-- START OF MATERIAL TO PROCESS --
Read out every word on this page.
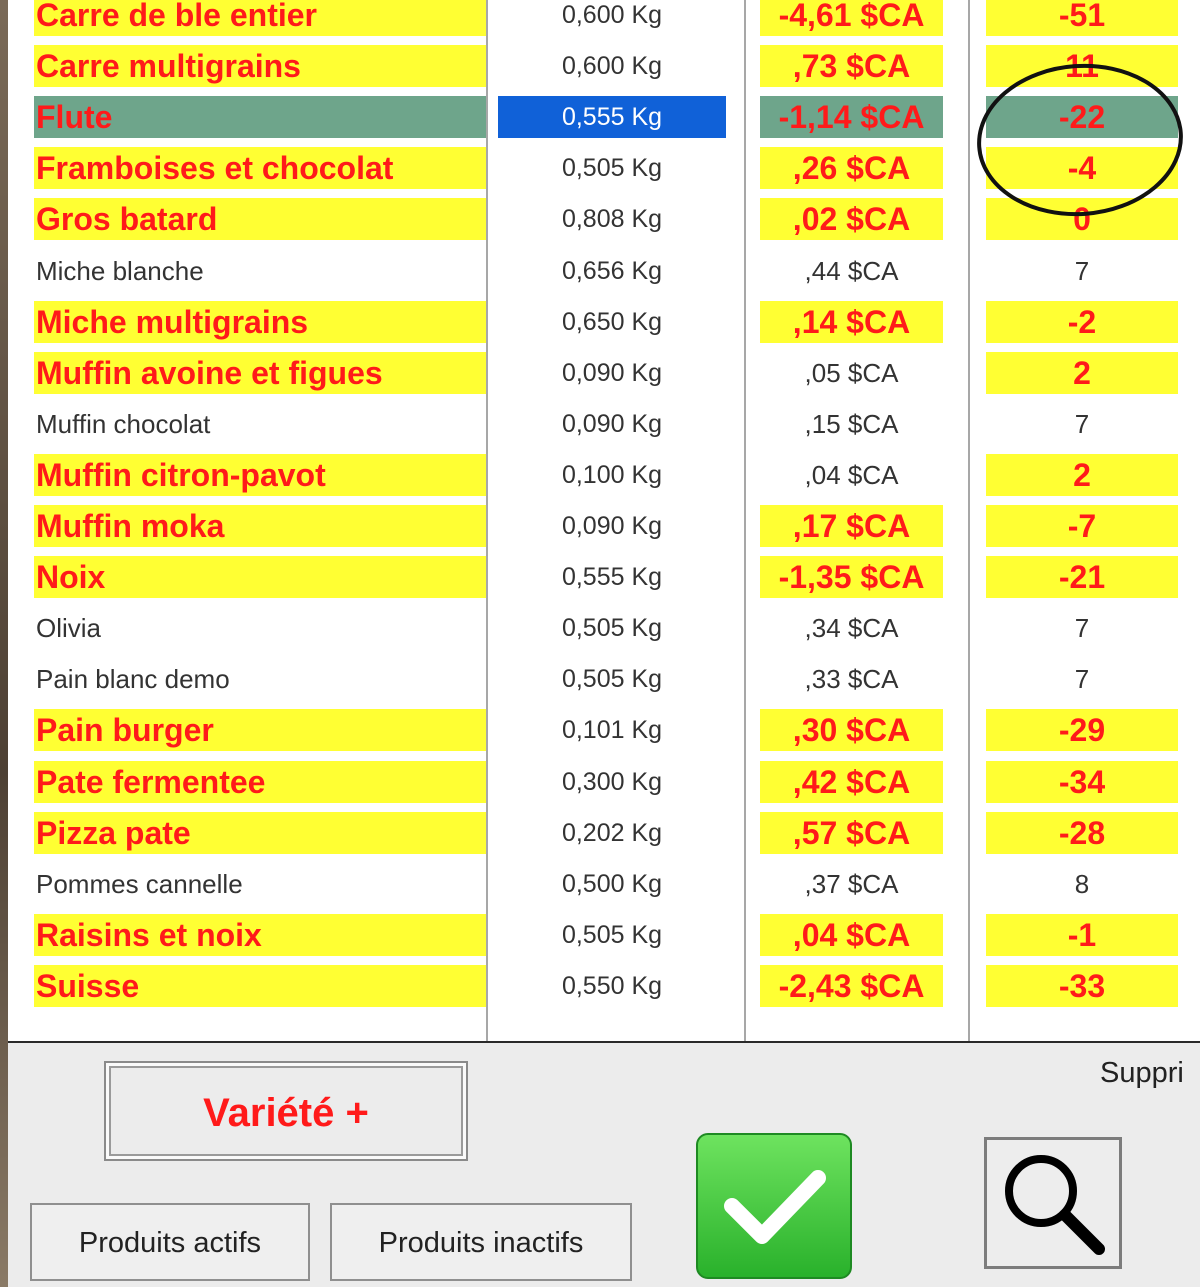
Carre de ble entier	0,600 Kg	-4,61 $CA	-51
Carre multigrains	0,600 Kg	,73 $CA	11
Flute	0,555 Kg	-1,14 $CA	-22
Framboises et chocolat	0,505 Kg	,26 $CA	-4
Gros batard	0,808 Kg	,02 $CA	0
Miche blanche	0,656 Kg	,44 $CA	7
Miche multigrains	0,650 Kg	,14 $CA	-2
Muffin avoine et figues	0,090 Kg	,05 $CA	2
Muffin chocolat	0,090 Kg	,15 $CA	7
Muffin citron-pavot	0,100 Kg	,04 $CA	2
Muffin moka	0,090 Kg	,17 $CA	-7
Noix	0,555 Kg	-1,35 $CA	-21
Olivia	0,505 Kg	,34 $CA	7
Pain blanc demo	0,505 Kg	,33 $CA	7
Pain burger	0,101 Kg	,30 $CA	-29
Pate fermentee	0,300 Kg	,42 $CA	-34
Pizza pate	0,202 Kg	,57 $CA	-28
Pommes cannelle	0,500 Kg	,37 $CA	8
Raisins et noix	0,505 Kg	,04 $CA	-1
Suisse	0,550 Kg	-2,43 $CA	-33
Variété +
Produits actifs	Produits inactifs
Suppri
-- END OF MATERIAL TO PROCESS --
• TASK REQUIREMENTS
Write out every line of the data that holds the word "Miche".

• WRITTEN RESPONSE
Miche blanche	0,656 Kg	,44 $CA	7
Miche multigrains	0,650 Kg	,14 $CA	-2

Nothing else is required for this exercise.